EXERCISE AIM =>
Review the material and extract every line in which the word "from" occurs.

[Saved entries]

** Start **

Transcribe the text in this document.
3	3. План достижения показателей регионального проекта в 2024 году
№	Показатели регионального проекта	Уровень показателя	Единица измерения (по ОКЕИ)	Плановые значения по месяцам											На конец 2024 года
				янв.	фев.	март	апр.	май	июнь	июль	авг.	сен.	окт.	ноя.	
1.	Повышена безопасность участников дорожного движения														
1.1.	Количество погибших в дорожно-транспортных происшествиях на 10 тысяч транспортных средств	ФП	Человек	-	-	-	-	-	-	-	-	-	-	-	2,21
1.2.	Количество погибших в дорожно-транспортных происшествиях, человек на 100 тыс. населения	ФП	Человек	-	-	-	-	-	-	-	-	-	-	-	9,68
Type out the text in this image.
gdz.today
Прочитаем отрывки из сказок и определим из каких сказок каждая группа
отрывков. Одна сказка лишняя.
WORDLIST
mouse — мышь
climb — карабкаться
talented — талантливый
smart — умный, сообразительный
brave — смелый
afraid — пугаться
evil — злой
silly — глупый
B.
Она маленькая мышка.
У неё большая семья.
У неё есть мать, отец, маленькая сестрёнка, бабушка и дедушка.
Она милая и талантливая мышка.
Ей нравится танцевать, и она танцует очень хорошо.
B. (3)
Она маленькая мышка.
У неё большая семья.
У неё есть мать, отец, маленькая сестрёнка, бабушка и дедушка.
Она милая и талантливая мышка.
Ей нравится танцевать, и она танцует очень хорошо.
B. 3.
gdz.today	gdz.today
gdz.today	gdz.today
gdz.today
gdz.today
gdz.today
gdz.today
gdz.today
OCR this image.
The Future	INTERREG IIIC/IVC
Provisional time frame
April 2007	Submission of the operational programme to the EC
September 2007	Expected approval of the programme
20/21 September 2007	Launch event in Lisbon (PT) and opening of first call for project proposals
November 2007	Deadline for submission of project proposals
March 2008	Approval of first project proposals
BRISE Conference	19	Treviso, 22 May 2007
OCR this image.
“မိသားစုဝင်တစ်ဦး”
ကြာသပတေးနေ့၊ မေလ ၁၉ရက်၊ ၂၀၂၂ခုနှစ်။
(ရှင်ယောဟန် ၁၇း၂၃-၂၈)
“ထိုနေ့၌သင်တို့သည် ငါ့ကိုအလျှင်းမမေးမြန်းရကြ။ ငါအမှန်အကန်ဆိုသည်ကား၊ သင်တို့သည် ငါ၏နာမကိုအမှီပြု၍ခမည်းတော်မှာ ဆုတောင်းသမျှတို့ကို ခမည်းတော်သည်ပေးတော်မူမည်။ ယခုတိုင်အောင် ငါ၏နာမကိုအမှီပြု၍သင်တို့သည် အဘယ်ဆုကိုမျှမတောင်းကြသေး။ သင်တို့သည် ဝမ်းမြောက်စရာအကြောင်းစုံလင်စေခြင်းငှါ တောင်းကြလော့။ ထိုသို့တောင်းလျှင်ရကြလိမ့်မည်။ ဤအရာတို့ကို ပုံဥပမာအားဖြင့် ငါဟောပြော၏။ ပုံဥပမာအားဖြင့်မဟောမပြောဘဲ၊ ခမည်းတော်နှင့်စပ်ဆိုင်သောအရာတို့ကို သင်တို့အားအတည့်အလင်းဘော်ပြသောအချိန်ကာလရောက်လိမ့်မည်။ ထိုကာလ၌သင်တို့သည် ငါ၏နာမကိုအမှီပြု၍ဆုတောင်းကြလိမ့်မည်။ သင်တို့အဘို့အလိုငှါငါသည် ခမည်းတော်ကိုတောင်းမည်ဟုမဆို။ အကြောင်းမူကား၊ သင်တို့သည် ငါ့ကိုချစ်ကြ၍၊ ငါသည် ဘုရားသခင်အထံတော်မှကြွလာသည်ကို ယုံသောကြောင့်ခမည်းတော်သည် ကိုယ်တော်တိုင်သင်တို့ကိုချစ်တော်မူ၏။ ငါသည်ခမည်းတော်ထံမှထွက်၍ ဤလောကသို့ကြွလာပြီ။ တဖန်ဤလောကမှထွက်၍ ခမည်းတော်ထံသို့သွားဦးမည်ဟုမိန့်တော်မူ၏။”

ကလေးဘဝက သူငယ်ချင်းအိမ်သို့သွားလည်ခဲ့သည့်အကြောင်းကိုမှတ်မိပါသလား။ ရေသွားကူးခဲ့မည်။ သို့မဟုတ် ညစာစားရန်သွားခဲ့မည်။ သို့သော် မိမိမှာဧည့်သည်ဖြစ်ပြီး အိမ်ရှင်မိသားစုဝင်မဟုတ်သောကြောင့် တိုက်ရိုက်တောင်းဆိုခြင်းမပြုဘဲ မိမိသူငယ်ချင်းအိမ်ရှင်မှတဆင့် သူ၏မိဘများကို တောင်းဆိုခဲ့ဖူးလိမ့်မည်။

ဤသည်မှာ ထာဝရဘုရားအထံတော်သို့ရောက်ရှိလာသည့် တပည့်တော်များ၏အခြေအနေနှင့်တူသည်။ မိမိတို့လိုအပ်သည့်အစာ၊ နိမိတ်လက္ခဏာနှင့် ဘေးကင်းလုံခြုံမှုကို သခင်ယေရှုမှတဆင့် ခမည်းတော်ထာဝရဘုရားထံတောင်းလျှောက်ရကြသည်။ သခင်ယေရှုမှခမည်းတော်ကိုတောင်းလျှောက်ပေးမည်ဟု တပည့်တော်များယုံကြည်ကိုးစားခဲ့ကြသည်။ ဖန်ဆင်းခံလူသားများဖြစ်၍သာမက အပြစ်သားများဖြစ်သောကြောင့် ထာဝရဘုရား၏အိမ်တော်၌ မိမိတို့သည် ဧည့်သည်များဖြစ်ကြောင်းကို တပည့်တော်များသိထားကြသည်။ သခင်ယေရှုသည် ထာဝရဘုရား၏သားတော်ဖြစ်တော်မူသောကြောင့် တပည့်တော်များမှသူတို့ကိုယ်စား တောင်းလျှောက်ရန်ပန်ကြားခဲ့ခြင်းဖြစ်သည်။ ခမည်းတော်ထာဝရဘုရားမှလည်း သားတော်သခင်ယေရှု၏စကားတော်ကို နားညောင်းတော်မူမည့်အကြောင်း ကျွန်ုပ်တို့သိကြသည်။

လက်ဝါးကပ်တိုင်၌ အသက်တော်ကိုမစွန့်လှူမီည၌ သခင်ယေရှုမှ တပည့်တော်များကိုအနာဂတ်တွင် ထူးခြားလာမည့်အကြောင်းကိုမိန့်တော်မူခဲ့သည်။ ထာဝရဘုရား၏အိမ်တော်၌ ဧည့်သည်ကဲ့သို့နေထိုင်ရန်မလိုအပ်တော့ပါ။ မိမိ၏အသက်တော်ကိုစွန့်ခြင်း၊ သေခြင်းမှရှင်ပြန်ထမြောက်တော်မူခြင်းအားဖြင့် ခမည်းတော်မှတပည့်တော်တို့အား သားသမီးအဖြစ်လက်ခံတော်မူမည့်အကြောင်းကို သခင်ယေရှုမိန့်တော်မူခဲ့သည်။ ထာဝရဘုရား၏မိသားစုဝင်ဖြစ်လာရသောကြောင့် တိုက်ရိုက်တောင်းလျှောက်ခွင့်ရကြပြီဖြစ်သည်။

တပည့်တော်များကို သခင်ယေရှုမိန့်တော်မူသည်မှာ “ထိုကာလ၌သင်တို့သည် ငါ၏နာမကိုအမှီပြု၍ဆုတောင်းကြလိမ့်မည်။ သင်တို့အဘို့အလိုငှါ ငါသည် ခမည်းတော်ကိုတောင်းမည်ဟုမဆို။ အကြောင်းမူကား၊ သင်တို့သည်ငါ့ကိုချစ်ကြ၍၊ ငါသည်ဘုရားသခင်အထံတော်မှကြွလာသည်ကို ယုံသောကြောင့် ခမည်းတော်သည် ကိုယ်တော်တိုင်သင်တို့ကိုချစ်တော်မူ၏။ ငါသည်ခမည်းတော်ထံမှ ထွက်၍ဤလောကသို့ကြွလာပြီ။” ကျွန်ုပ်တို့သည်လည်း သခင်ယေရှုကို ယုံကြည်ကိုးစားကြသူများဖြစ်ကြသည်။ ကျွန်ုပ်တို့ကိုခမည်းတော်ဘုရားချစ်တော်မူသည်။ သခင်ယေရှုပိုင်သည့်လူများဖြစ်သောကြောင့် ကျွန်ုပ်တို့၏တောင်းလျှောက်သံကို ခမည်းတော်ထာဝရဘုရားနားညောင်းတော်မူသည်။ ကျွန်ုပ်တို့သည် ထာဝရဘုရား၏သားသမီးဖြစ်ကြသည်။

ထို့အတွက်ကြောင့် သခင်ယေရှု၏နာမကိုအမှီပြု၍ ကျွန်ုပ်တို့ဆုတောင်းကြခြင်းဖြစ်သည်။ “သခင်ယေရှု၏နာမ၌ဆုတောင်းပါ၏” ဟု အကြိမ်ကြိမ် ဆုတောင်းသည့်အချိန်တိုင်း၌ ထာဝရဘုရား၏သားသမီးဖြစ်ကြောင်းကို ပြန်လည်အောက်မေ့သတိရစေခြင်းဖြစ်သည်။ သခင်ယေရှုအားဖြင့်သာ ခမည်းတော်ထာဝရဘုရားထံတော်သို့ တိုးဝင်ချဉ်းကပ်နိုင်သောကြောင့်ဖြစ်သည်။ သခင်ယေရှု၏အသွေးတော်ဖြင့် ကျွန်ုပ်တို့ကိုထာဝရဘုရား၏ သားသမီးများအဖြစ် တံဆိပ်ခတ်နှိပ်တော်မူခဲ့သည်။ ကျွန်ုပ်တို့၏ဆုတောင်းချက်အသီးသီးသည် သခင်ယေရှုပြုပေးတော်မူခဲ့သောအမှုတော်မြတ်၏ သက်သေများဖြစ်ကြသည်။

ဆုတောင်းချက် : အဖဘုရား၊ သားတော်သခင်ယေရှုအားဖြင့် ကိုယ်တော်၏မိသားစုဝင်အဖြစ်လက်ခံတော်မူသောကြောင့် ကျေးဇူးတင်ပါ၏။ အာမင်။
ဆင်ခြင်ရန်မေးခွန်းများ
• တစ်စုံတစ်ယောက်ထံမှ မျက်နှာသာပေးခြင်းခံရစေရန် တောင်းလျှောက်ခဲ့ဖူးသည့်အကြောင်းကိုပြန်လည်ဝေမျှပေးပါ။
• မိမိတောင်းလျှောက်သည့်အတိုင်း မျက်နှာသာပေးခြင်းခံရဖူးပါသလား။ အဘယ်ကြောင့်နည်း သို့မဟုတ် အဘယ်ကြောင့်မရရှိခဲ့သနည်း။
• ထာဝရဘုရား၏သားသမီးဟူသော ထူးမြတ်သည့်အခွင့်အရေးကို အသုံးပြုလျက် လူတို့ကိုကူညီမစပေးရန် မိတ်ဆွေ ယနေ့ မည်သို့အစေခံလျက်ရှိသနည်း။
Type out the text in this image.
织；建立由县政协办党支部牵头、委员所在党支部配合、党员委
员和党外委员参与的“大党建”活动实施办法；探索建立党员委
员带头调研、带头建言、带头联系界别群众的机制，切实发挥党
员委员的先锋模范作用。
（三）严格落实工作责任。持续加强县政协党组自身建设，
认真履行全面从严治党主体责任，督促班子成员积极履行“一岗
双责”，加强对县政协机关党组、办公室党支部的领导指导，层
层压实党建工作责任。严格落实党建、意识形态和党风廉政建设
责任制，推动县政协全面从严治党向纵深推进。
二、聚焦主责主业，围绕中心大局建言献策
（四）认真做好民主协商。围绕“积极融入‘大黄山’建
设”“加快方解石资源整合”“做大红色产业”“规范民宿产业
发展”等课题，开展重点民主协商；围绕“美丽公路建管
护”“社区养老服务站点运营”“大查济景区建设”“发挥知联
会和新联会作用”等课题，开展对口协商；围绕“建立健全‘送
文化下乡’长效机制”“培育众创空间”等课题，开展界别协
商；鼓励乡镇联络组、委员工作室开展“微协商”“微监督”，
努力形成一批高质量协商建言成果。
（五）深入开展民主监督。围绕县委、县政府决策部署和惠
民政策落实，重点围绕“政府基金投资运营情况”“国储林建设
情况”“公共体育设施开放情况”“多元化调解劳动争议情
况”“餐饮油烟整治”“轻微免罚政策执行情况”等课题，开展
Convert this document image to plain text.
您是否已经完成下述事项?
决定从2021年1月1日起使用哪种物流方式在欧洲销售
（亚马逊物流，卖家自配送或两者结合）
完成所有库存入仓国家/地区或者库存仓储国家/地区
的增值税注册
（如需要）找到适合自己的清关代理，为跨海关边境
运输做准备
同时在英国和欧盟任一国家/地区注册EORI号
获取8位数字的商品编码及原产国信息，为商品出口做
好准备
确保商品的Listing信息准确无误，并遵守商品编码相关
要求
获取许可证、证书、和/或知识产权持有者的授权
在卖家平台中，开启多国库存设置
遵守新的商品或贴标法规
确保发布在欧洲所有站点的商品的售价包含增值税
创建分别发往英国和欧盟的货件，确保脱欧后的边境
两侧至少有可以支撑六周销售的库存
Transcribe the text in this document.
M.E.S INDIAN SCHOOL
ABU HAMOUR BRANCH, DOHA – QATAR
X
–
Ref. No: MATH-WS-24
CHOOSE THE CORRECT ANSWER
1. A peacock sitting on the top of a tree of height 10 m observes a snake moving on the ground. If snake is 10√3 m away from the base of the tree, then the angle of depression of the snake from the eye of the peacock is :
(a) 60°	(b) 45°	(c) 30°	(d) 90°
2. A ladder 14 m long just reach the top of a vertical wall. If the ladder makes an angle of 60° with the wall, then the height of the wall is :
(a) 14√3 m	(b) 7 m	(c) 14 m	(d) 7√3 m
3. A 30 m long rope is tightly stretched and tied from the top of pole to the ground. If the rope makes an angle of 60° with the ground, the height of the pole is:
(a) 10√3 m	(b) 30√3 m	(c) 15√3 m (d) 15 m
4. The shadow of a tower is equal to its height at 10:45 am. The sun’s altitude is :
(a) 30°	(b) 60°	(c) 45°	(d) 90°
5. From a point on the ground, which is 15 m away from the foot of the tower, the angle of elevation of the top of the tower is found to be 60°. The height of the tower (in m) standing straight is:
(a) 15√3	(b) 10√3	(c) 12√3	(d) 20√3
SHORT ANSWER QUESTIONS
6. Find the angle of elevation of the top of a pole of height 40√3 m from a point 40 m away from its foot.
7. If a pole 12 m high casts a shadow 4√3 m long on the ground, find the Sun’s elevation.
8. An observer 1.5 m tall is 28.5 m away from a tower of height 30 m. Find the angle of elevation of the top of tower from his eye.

** End **

RESULT FOR THIS EXERCISE =>
1. A peacock sitting on the top of a tree of height 10 m observes a snake moving on the ground. If snake is 10√3 m away from the base of the tree, then the angle of depression of the snake from the eye of the peacock is :
3. A 30 m long rope is tightly stretched and tied from the top of pole to the ground. If the rope makes an angle of 60° with the ground, the height of the pole is:
5. From a point on the ground, which is 15 m away from the foot of the tower, the angle of elevation of the top of the tower is found to be 60°. The height of the tower (in m) standing straight is:
6. Find the angle of elevation of the top of a pole of height 40√3 m from a point 40 m away from its foot.
8. An observer 1.5 m tall is 28.5 m away from a tower of height 30 m. Find the angle of elevation of the top of tower from his eye.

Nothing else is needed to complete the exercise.